____ Input material
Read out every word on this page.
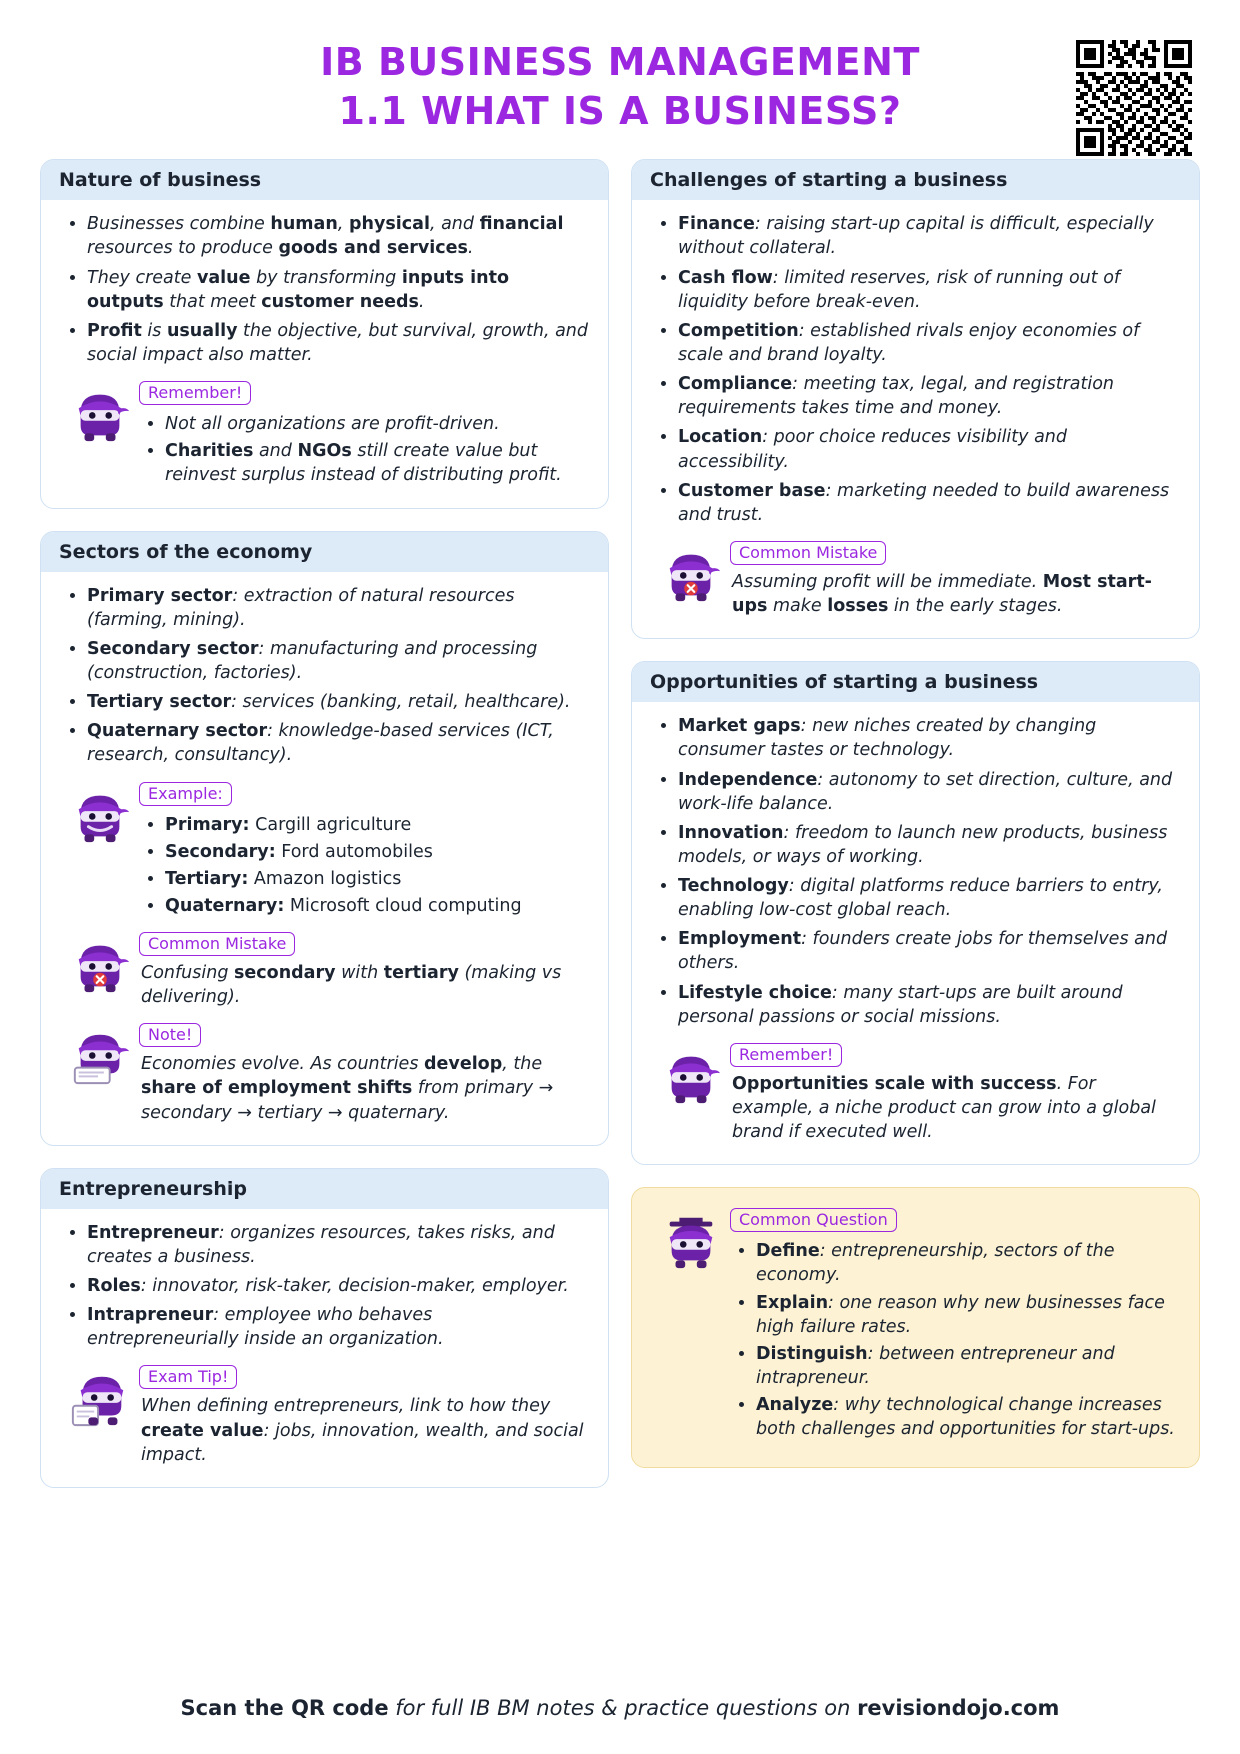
IB BUSINESS MANAGEMENT
1.1 WHAT IS A BUSINESS?
Nature of business
• Businesses combine human, physical, and financial resources to produce goods and services.
• They create value by transforming inputs into outputs that meet customer needs.
• Profit is usually the objective, but survival, growth, and social impact also matter.
Remember!
• Not all organizations are profit-driven.
• Charities and NGOs still create value but reinvest surplus instead of distributing profit.
Sectors of the economy
• Primary sector: extraction of natural resources (farming, mining).
• Secondary sector: manufacturing and processing (construction, factories).
• Tertiary sector: services (banking, retail, healthcare).
• Quaternary sector: knowledge-based services (ICT, research, consultancy).
Example:
• Primary: Cargill agriculture
• Secondary: Ford automobiles
• Tertiary: Amazon logistics
• Quaternary: Microsoft cloud computing
Common Mistake
Confusing secondary with tertiary (making vs delivering).
Note!
Economies evolve. As countries develop, the share of employment shifts from primary → secondary → tertiary → quaternary.
Entrepreneurship
• Entrepreneur: organizes resources, takes risks, and creates a business.
• Roles: innovator, risk-taker, decision-maker, employer.
• Intrapreneur: employee who behaves entrepreneurially inside an organization.
Exam Tip!
When defining entrepreneurs, link to how they create value: jobs, innovation, wealth, and social impact.
Challenges of starting a business
• Finance: raising start-up capital is difficult, especially without collateral.
• Cash flow: limited reserves, risk of running out of liquidity before break-even.
• Competition: established rivals enjoy economies of scale and brand loyalty.
• Compliance: meeting tax, legal, and registration requirements takes time and money.
• Location: poor choice reduces visibility and accessibility.
• Customer base: marketing needed to build awareness and trust.
Common Mistake
Assuming profit will be immediate. Most start-ups make losses in the early stages.
Opportunities of starting a business
• Market gaps: new niches created by changing consumer tastes or technology.
• Independence: autonomy to set direction, culture, and work-life balance.
• Innovation: freedom to launch new products, business models, or ways of working.
• Technology: digital platforms reduce barriers to entry, enabling low-cost global reach.
• Employment: founders create jobs for themselves and others.
• Lifestyle choice: many start-ups are built around personal passions or social missions.
Remember!
Opportunities scale with success. For example, a niche product can grow into a global brand if executed well.
Common Question
• Define: entrepreneurship, sectors of the economy.
• Explain: one reason why new businesses face high failure rates.
• Distinguish: between entrepreneur and intrapreneur.
• Analyze: why technological change increases both challenges and opportunities for start-ups.
Scan the QR code for full IB BM notes & practice questions on revisiondojo.com
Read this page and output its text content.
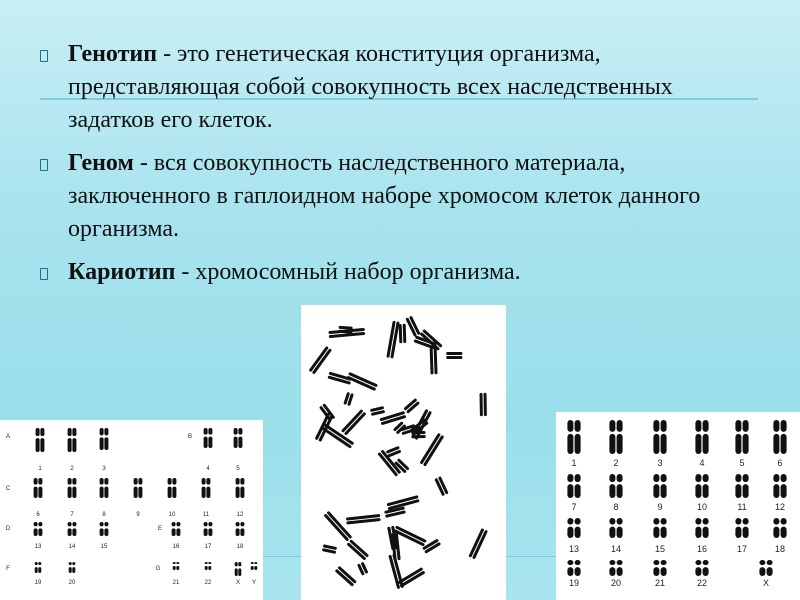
Генотип - это генетическая конституция организма, представляющая собой совокупность всех наследственных задатков его клеток.
Геном - вся совокупность наследственного материала, заключенного в гаплоидном наборе хромосом клеток данного организма.
Кариотип - хромосомный набор организма.
A	B
1	2	3	4	5
C
6	7	8	9	10	11	12
D	E
13	14	15	16	17	18
F	G
19	20	21	22	X Y
1	2	3	4	5	6
7	8	9	10	11	12
13	14	15	16	17	18
19	20	21	22	X
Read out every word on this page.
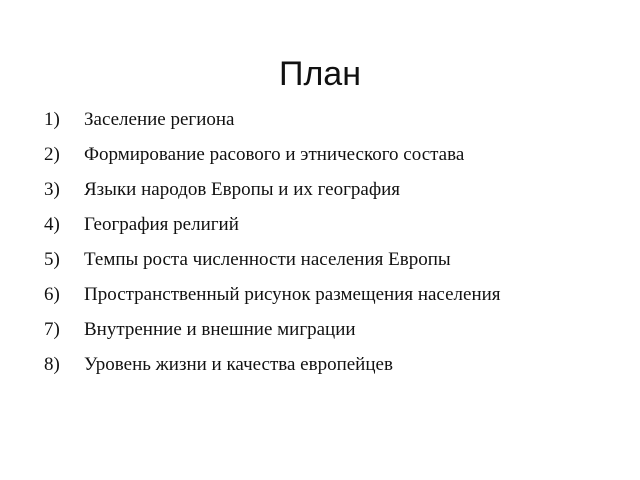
План
1)	Заселение региона
2)	Формирование расового и этнического состава
3)	Языки народов Европы и их география
4)	География религий
5)	Темпы роста численности населения Европы
6)	Пространственный рисунок размещения населения
7)	Внутренние и внешние миграции
8)	Уровень жизни и качества европейцев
________
[Your objective]: Your task is to return the entries above exactly, with no pictures.

[Task answer]:
Read out every word on this page.
IB BUSINESS MANAGEMENT
1.1 WHAT IS A BUSINESS?
Nature of business
• Businesses combine human, physical, and financial resources to produce goods and services.
• They create value by transforming inputs into outputs that meet customer needs.
• Profit is usually the objective, but survival, growth, and social impact also matter.
Remember!
• Not all organizations are profit-driven.
• Charities and NGOs still create value but reinvest surplus instead of distributing profit.
Sectors of the economy
• Primary sector: extraction of natural resources (farming, mining).
• Secondary sector: manufacturing and processing (construction, factories).
• Tertiary sector: services (banking, retail, healthcare).
• Quaternary sector: knowledge-based services (ICT, research, consultancy).
Example:
• Primary: Cargill agriculture
• Secondary: Ford automobiles
• Tertiary: Amazon logistics
• Quaternary: Microsoft cloud computing
Common Mistake
Confusing secondary with tertiary (making vs delivering).
Note!
Economies evolve. As countries develop, the share of employment shifts from primary → secondary → tertiary → quaternary.
Entrepreneurship
• Entrepreneur: organizes resources, takes risks, and creates a business.
• Roles: innovator, risk-taker, decision-maker, employer.
• Intrapreneur: employee who behaves entrepreneurially inside an organization.
Exam Tip!
When defining entrepreneurs, link to how they create value: jobs, innovation, wealth, and social impact.
Challenges of starting a business
• Finance: raising start-up capital is difficult, especially without collateral.
• Cash flow: limited reserves, risk of running out of liquidity before break-even.
• Competition: established rivals enjoy economies of scale and brand loyalty.
• Compliance: meeting tax, legal, and registration requirements takes time and money.
• Location: poor choice reduces visibility and accessibility.
• Customer base: marketing needed to build awareness and trust.
Common Mistake
Assuming profit will be immediate. Most start-ups make losses in the early stages.
Opportunities of starting a business
• Market gaps: new niches created by changing consumer tastes or technology.
• Independence: autonomy to set direction, culture, and work-life balance.
• Innovation: freedom to launch new products, business models, or ways of working.
• Technology: digital platforms reduce barriers to entry, enabling low-cost global reach.
• Employment: founders create jobs for themselves and others.
• Lifestyle choice: many start-ups are built around personal passions or social missions.
Remember!
Opportunities scale with success. For example, a niche product can grow into a global brand if executed well.
Common Question
• Define: entrepreneurship, sectors of the economy.
• Explain: one reason why new businesses face high failure rates.
• Distinguish: between entrepreneur and intrapreneur.
• Analyze: why technological change increases both challenges and opportunities for start-ups.
Scan the QR code for full IB BM notes & practice questions on revisiondojo.com
Read this page and output its text content.
Генотип - это генетическая конституция организма, представляющая собой совокупность всех наследственных задатков его клеток.
Геном - вся совокупность наследственного материала, заключенного в гаплоидном наборе хромосом клеток данного организма.
Кариотип - хромосомный набор организма.
A	B
1	2	3	4	5
C
6	7	8	9	10	11	12
D	E
13	14	15	16	17	18
F	G
19	20	21	22	X Y
1	2	3	4	5	6
7	8	9	10	11	12
13	14	15	16	17	18
19	20	21	22	X
Read out every word on this page.
План
1)	Заселение региона
2)	Формирование расового и этнического состава
3)	Языки народов Европы и их география
4)	География религий
5)	Темпы роста численности населения Европы
6)	Пространственный рисунок размещения населения
7)	Внутренние и внешние миграции
8)	Уровень жизни и качества европейцев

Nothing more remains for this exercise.